# [SHORT EXERCISE]
How many of the lines contain the string "JSON"? Give the number, with no other words.

# [GIVEN DATA]

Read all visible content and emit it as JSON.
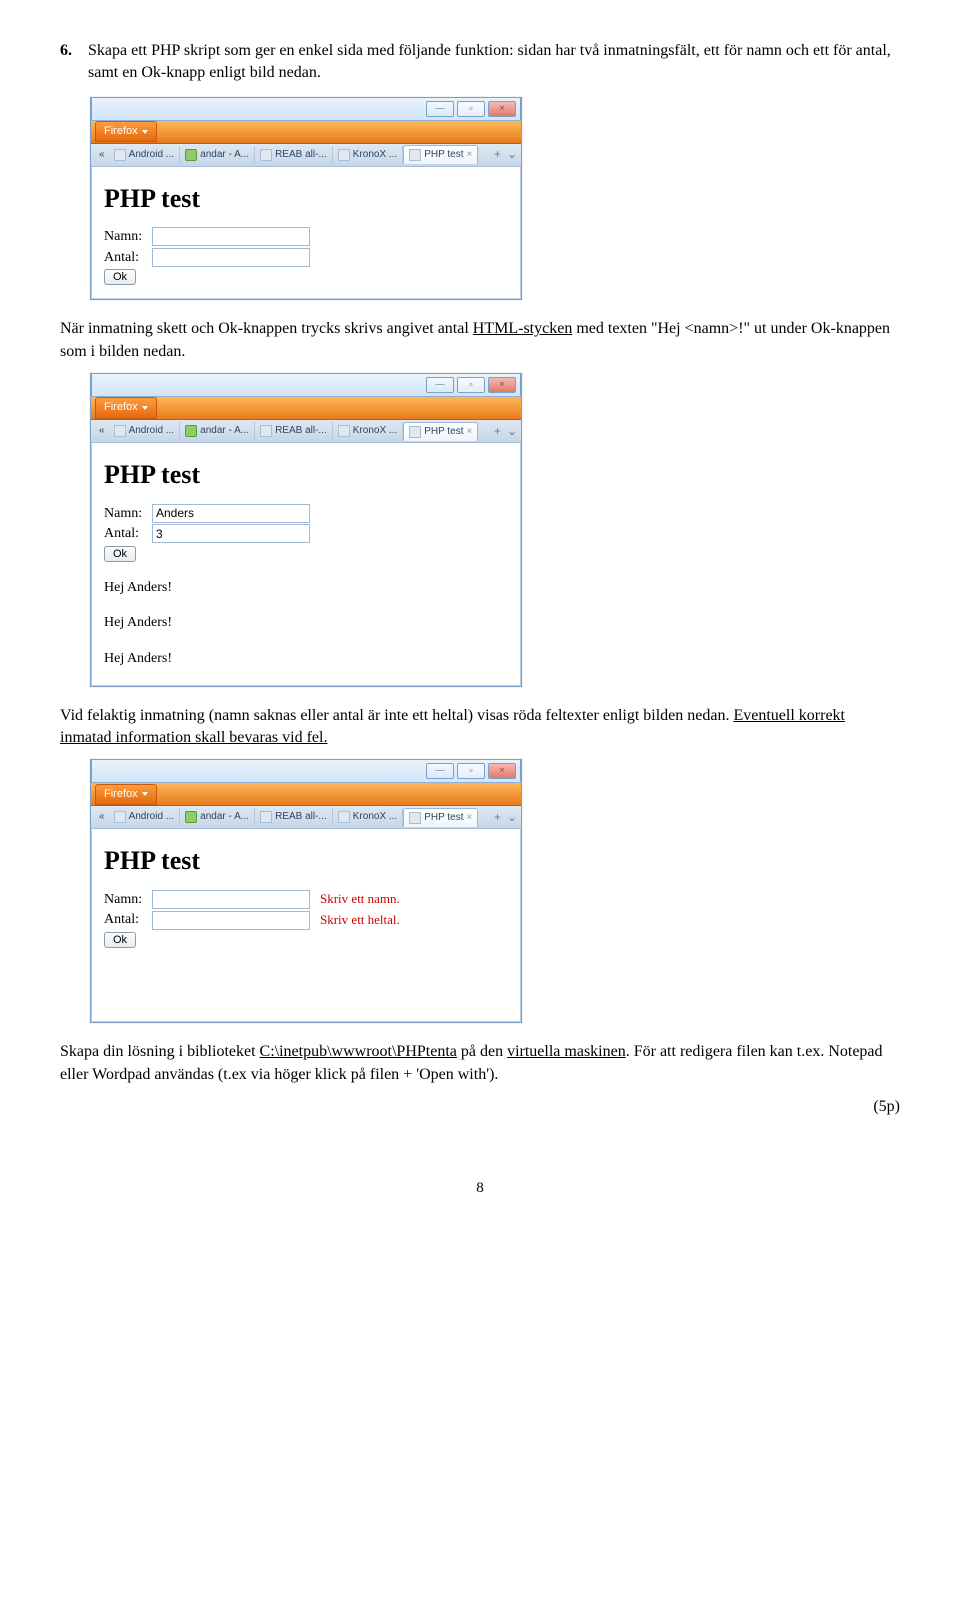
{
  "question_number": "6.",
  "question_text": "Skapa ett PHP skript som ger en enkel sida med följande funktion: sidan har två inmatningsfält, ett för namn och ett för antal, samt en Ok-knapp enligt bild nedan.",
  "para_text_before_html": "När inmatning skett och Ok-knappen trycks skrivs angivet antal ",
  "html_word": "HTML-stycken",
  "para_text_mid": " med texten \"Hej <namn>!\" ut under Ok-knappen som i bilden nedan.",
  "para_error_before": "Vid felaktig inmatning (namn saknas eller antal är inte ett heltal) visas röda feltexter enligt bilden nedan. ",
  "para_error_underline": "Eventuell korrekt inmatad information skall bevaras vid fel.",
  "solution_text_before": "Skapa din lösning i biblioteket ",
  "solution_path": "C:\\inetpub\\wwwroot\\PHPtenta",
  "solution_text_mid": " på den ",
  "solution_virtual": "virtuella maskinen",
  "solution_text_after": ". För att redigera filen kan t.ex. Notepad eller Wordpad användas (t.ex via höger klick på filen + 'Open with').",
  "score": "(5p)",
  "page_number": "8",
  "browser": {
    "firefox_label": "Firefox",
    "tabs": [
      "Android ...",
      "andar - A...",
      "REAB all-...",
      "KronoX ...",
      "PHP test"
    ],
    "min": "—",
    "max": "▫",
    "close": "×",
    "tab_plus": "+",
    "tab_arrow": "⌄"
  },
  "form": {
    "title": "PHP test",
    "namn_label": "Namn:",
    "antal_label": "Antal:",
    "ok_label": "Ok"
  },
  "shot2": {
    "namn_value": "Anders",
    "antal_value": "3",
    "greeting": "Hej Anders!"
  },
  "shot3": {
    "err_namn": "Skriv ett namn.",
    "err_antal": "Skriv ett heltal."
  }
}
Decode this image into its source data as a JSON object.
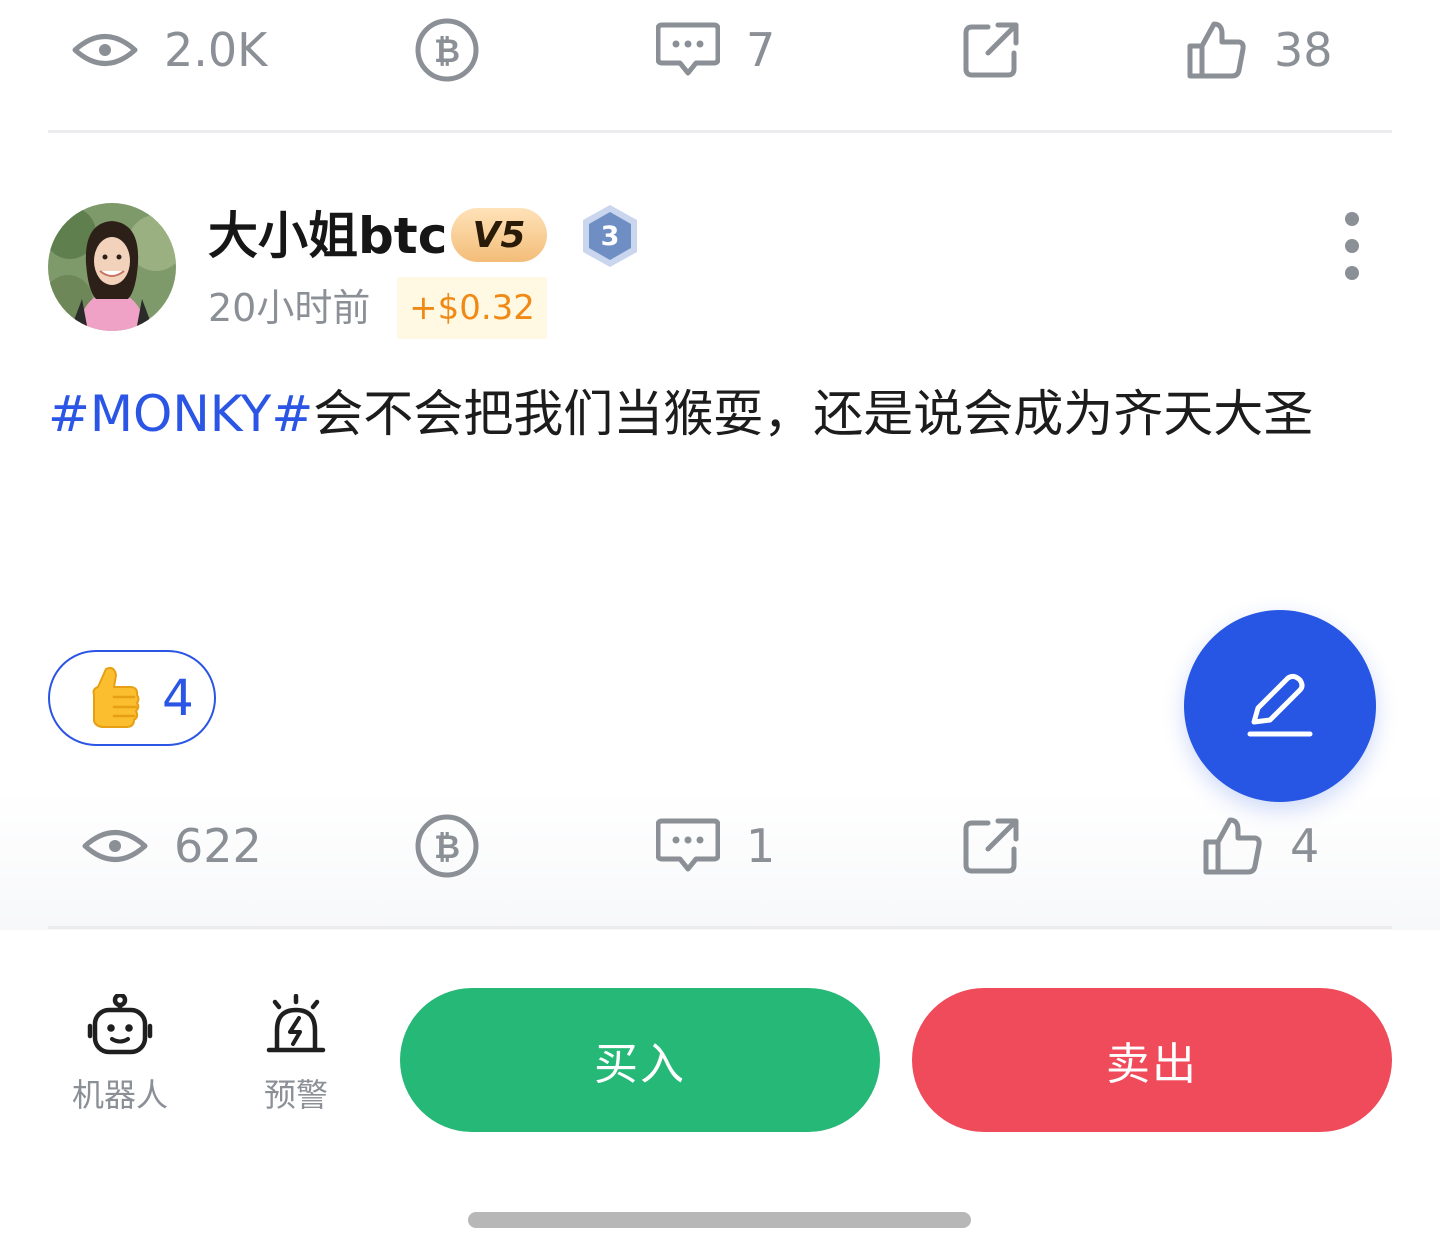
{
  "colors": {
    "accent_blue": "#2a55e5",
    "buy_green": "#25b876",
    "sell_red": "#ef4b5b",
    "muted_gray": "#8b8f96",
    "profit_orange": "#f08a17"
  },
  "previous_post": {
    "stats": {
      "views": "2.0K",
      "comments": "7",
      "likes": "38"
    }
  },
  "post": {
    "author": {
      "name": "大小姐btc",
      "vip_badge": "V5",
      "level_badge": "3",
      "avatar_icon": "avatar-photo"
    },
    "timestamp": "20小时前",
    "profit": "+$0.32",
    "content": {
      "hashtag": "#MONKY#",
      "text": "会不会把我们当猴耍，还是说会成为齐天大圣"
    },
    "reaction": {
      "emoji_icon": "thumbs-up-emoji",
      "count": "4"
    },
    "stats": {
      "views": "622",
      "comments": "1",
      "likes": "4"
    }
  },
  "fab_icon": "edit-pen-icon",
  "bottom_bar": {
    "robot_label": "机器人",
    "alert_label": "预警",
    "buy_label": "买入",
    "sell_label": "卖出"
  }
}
* * *
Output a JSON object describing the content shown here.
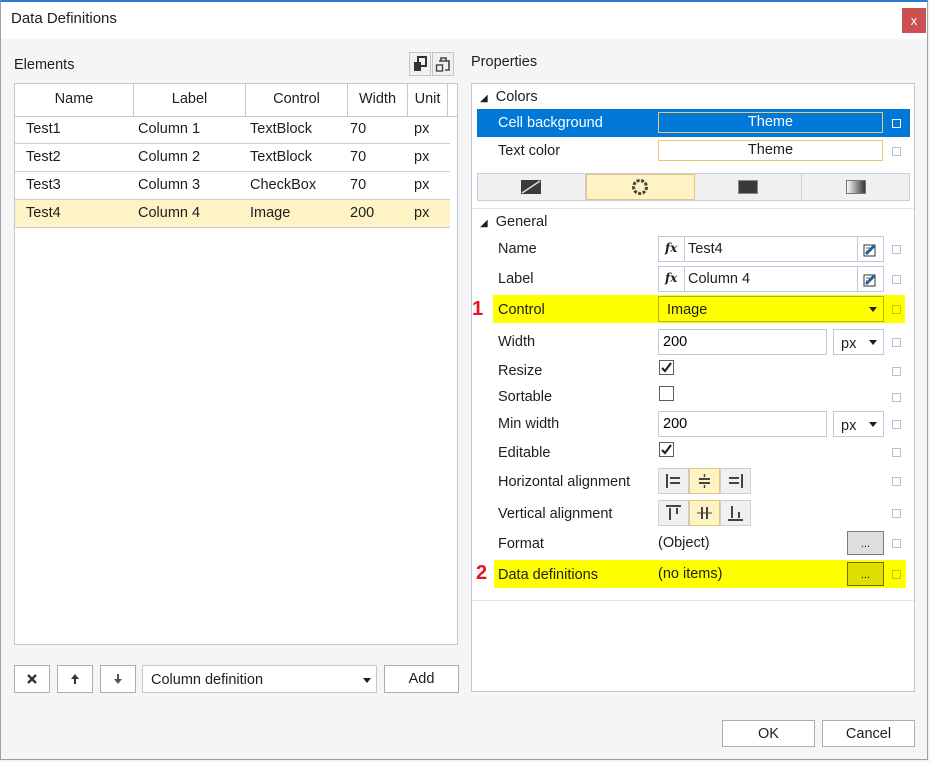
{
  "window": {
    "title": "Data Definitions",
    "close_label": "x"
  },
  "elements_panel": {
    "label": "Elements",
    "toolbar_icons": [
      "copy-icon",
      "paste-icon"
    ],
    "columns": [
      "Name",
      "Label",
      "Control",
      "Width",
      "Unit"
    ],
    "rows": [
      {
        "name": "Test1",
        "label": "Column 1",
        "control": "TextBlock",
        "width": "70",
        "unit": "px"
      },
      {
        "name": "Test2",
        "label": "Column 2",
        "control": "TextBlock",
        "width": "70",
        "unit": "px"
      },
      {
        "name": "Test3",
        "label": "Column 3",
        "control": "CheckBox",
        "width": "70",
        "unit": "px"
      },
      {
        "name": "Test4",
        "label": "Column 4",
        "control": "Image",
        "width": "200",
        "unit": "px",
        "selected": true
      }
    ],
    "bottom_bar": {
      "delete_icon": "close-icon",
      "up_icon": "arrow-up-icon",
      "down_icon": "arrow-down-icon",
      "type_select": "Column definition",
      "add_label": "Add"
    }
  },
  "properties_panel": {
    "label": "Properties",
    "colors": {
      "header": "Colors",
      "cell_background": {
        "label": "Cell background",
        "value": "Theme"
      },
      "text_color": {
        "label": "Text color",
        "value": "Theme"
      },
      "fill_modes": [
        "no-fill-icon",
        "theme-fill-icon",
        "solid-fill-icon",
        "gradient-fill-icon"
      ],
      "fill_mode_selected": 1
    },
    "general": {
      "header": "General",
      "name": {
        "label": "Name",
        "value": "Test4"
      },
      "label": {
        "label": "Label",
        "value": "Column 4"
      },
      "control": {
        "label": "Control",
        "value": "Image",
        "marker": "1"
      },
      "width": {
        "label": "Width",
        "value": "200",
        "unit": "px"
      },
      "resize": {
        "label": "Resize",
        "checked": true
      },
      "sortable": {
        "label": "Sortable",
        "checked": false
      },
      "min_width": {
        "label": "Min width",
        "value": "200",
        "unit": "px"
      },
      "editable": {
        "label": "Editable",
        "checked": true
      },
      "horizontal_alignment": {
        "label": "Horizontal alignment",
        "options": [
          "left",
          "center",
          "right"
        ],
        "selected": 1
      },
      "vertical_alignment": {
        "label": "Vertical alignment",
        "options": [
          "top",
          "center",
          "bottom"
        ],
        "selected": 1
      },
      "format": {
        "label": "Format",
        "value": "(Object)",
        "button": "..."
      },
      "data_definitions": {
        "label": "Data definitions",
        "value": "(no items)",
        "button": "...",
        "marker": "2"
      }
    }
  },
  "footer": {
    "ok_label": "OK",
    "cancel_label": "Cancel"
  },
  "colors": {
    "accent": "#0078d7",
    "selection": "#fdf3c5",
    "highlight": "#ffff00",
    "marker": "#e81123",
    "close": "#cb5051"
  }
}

# [ANSWER TO THIS TASK]
3